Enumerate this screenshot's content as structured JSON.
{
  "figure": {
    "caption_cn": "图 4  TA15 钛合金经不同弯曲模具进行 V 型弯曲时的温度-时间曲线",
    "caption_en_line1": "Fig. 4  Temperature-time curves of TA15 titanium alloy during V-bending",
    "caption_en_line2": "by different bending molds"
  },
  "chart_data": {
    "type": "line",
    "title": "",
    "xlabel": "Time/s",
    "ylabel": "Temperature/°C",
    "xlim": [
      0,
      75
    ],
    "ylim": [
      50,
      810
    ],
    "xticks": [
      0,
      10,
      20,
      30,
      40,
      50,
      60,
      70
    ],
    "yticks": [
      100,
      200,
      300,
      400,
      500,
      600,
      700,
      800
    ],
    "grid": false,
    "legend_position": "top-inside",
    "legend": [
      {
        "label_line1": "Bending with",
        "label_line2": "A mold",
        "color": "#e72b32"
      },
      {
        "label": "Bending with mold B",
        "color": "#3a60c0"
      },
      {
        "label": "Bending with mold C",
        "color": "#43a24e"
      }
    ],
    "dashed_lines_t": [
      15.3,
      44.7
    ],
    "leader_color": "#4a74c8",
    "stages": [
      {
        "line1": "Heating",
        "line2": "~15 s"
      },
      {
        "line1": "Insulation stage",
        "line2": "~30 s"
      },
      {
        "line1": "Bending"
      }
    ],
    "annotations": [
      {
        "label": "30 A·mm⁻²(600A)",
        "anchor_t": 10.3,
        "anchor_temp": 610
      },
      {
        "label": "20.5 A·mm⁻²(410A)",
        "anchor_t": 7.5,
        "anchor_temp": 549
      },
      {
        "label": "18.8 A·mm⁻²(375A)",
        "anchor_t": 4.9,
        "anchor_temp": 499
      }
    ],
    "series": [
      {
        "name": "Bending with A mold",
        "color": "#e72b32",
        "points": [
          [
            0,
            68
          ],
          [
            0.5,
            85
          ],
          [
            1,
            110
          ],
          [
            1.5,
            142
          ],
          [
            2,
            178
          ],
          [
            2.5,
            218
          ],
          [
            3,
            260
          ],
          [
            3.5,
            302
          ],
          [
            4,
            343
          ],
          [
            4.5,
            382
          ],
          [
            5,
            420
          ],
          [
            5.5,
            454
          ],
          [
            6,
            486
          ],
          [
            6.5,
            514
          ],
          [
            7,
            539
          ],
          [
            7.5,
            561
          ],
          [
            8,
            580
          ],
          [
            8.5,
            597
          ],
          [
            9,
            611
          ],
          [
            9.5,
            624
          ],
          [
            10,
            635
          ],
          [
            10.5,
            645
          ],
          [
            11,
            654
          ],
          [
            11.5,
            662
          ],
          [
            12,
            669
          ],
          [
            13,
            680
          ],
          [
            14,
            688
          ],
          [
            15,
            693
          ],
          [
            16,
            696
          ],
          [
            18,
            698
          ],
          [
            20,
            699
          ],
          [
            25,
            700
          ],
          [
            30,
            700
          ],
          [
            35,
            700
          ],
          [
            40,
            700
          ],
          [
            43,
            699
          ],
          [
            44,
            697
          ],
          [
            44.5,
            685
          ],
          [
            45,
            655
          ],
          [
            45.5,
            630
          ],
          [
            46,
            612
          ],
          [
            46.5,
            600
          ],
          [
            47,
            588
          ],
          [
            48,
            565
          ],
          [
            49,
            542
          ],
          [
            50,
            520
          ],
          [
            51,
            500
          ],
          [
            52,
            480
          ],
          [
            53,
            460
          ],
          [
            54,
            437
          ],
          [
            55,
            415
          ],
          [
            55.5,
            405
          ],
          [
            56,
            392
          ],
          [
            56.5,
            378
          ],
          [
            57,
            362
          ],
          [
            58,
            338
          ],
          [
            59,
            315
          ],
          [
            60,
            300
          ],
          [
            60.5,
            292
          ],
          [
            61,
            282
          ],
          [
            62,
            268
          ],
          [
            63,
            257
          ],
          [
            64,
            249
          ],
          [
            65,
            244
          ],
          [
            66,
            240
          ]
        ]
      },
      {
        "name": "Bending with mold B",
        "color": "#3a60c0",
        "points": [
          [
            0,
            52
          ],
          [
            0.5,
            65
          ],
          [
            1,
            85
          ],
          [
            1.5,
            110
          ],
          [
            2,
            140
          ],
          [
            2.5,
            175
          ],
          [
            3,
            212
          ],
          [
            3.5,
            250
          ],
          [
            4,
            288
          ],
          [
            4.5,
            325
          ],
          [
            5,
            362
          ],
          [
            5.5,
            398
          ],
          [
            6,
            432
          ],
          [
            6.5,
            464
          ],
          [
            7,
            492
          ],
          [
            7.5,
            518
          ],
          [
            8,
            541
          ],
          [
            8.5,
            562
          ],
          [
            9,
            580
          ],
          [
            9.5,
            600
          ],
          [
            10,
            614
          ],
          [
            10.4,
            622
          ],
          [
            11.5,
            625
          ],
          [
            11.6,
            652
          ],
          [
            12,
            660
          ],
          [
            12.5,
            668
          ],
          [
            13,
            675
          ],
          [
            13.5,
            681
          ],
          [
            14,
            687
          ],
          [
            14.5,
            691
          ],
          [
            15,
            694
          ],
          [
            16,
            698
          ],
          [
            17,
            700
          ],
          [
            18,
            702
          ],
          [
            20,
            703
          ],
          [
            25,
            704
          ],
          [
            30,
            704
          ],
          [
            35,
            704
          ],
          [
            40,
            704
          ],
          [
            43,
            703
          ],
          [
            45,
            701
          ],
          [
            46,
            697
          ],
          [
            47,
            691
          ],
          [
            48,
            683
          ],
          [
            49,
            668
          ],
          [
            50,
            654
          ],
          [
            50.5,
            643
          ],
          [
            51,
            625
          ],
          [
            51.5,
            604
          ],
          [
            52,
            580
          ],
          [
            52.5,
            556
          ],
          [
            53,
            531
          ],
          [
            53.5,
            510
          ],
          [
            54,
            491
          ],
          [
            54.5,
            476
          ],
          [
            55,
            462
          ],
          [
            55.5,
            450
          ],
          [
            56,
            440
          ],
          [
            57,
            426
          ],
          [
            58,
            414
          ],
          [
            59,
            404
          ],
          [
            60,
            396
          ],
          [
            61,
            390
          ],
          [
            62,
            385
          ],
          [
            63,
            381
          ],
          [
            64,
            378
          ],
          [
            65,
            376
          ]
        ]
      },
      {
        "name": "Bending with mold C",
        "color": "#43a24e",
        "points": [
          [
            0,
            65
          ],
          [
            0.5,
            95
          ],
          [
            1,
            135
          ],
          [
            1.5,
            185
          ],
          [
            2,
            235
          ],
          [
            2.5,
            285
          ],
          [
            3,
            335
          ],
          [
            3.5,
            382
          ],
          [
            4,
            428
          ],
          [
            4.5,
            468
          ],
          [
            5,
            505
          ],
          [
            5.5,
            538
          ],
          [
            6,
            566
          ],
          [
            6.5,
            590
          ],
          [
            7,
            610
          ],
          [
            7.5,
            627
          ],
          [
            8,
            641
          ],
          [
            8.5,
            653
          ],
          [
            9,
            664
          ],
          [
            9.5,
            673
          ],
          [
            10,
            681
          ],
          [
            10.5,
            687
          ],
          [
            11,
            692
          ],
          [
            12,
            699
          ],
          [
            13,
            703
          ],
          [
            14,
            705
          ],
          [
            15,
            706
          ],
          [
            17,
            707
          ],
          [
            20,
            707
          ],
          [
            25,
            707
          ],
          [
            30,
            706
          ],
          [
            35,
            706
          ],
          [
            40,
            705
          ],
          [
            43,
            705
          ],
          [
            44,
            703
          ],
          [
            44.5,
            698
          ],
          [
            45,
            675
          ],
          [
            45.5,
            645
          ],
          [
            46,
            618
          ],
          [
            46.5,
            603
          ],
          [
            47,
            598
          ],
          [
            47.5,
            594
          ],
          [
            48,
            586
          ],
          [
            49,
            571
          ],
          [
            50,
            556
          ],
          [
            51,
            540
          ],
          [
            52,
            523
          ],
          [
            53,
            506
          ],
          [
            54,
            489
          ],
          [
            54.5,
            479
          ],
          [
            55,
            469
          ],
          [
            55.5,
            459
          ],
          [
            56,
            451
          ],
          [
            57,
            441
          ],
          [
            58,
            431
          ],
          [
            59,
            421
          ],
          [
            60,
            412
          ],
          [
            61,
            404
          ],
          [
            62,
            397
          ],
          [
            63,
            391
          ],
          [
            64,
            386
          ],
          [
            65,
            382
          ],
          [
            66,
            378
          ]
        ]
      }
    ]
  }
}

→ **Task brief**
Determine the number of lines where the string "with" occurs, and give that number only.

→ **Exercise output**
6